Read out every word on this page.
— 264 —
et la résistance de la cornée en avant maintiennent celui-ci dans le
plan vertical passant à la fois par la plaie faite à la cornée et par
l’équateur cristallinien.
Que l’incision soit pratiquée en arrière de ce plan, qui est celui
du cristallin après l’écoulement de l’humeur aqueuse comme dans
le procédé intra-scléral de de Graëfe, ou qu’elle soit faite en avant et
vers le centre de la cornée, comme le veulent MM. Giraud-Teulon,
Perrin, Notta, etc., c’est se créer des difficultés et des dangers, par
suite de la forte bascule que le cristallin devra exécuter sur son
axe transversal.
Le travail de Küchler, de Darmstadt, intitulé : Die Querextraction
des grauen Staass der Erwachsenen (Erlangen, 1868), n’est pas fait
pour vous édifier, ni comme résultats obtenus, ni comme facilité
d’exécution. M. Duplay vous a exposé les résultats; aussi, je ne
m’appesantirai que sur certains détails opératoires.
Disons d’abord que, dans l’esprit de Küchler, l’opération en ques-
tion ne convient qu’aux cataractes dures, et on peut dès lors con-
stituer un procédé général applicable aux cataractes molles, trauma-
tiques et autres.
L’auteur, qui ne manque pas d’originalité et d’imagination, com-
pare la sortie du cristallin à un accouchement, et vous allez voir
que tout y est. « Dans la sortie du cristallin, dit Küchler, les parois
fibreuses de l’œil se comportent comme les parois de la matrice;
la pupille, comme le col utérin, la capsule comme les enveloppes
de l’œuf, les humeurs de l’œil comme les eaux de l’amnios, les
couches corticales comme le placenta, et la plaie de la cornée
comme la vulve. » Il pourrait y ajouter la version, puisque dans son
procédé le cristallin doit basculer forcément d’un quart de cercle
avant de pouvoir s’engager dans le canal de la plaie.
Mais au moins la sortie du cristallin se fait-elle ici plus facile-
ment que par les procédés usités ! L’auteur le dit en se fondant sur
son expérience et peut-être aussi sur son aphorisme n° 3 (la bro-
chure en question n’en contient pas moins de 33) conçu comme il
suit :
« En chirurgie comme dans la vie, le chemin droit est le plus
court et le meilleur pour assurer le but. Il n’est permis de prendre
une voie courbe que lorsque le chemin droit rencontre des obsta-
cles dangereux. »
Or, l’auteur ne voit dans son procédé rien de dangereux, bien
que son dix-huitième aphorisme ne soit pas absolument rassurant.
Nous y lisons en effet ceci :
==
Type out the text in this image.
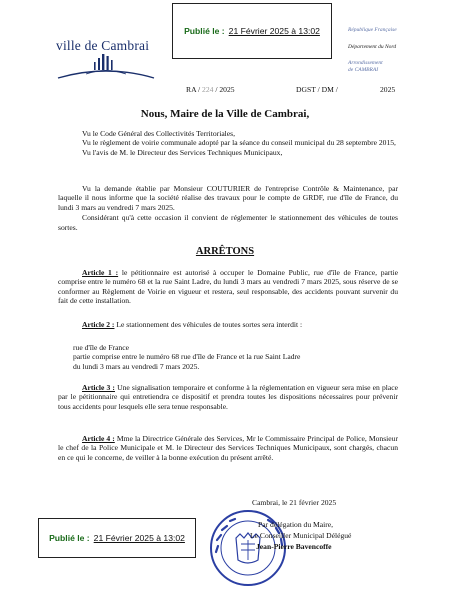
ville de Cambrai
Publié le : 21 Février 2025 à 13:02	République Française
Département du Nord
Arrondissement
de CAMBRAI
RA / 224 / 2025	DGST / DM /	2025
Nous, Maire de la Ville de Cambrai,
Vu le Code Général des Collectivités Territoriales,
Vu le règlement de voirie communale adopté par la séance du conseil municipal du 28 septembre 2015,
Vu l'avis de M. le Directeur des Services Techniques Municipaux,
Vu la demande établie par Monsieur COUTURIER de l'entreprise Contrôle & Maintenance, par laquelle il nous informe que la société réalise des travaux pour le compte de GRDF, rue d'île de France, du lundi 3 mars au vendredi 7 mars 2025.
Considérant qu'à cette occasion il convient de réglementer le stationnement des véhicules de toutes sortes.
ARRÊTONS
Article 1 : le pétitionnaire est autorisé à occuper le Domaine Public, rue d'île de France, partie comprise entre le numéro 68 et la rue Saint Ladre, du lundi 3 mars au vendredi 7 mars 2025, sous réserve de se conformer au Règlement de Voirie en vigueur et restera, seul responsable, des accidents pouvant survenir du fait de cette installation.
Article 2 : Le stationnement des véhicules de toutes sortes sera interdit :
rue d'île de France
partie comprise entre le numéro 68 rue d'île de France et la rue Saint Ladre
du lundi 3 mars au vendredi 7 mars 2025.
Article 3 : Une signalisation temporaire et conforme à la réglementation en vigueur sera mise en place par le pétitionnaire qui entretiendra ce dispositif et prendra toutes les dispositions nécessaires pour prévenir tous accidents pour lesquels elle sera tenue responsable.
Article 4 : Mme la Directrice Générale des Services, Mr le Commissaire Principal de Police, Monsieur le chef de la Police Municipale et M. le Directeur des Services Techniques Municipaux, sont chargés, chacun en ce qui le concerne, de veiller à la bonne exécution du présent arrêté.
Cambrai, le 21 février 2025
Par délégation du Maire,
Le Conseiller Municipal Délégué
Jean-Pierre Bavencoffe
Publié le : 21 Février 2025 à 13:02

* **THE EXERCISE**:
Each line with the string "toutes" in it needs to be found and copied.

* **EXERCISE RESPONSE**:
Considérant qu'à cette occasion il convient de réglementer le stationnement des véhicules de toutes sortes.
Article 2 : Le stationnement des véhicules de toutes sortes sera interdit :
Article 3 : Une signalisation temporaire et conforme à la réglementation en vigueur sera mise en place par le pétitionnaire qui entretiendra ce dispositif et prendra toutes les dispositions nécessaires pour prévenir tous accidents pour lesquels elle sera tenue responsable.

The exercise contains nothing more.